## AIM:
Extract each line of the records below that contains the word "hint".

--

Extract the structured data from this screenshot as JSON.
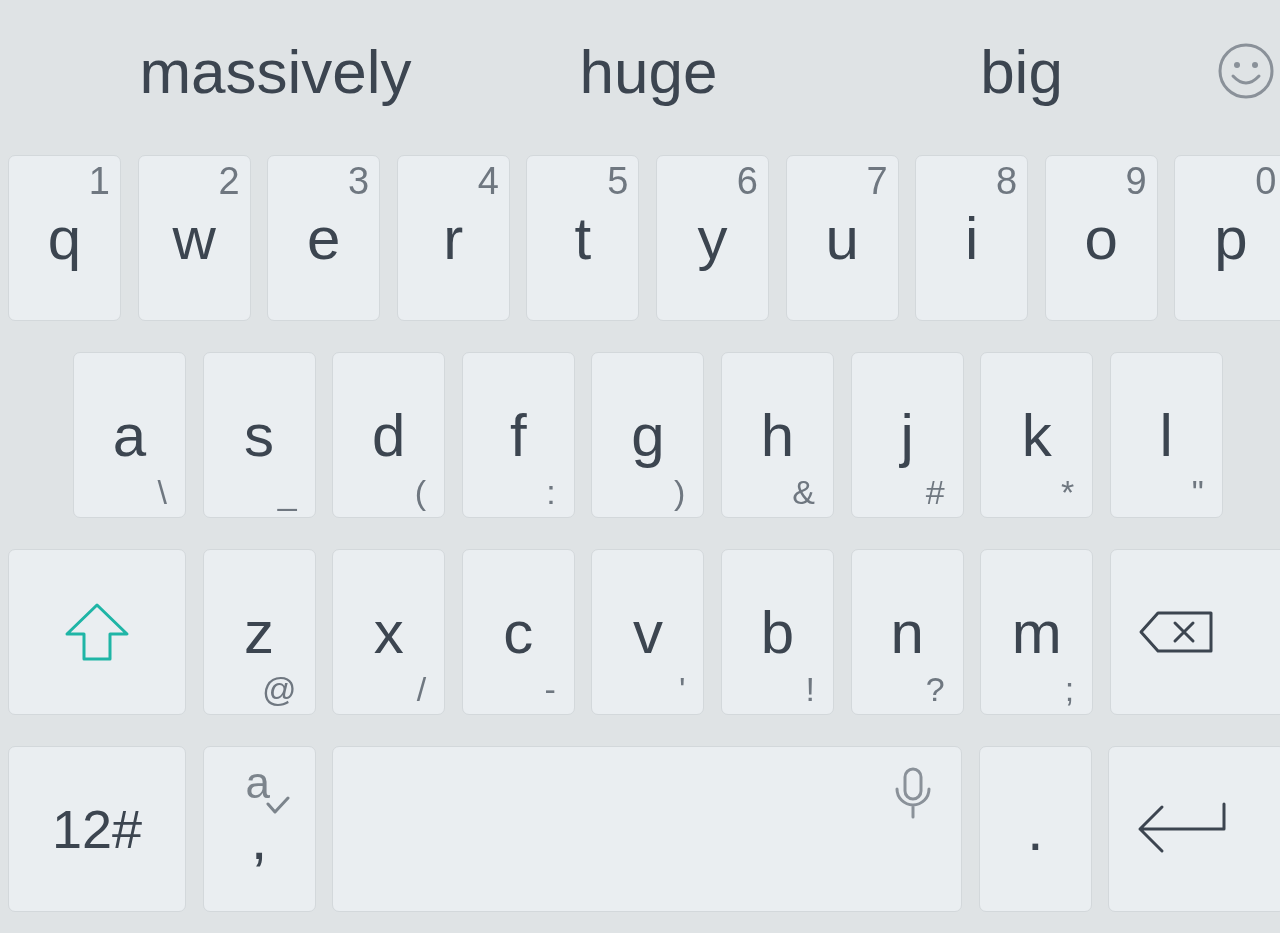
{
  "suggestions": [
    "massively",
    "huge",
    "big"
  ],
  "rows": [
    [
      {
        "kind": "letter",
        "label": "q",
        "hint": "1"
      },
      {
        "kind": "letter",
        "label": "w",
        "hint": "2"
      },
      {
        "kind": "letter",
        "label": "e",
        "hint": "3"
      },
      {
        "kind": "letter",
        "label": "r",
        "hint": "4"
      },
      {
        "kind": "letter",
        "label": "t",
        "hint": "5"
      },
      {
        "kind": "letter",
        "label": "y",
        "hint": "6"
      },
      {
        "kind": "letter",
        "label": "u",
        "hint": "7"
      },
      {
        "kind": "letter",
        "label": "i",
        "hint": "8"
      },
      {
        "kind": "letter",
        "label": "o",
        "hint": "9"
      },
      {
        "kind": "letter",
        "label": "p",
        "hint": "0"
      }
    ],
    [
      {
        "kind": "letter",
        "label": "a",
        "alt": "\\"
      },
      {
        "kind": "letter",
        "label": "s",
        "alt": "_"
      },
      {
        "kind": "letter",
        "label": "d",
        "alt": "("
      },
      {
        "kind": "letter",
        "label": "f",
        "alt": ":"
      },
      {
        "kind": "letter",
        "label": "g",
        "alt": ")"
      },
      {
        "kind": "letter",
        "label": "h",
        "alt": "&"
      },
      {
        "kind": "letter",
        "label": "j",
        "alt": "#"
      },
      {
        "kind": "letter",
        "label": "k",
        "alt": "*"
      },
      {
        "kind": "letter",
        "label": "l",
        "alt": "\""
      }
    ],
    [
      {
        "kind": "shift"
      },
      {
        "kind": "letter",
        "label": "z",
        "alt": "@"
      },
      {
        "kind": "letter",
        "label": "x",
        "alt": "/"
      },
      {
        "kind": "letter",
        "label": "c",
        "alt": "-"
      },
      {
        "kind": "letter",
        "label": "v",
        "alt": "'"
      },
      {
        "kind": "letter",
        "label": "b",
        "alt": "!"
      },
      {
        "kind": "letter",
        "label": "n",
        "alt": "?"
      },
      {
        "kind": "letter",
        "label": "m",
        "alt": ";"
      },
      {
        "kind": "backspace"
      }
    ],
    [
      {
        "kind": "symbols",
        "label": "12#"
      },
      {
        "kind": "comma",
        "label": ",",
        "top": "a"
      },
      {
        "kind": "space"
      },
      {
        "kind": "letter",
        "label": "."
      },
      {
        "kind": "enter"
      }
    ]
  ]
}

--

## EXPECTED OUTPUT:
        "hint": "1"
        "hint": "2"
        "hint": "3"
        "hint": "4"
        "hint": "5"
        "hint": "6"
        "hint": "7"
        "hint": "8"
        "hint": "9"
        "hint": "0"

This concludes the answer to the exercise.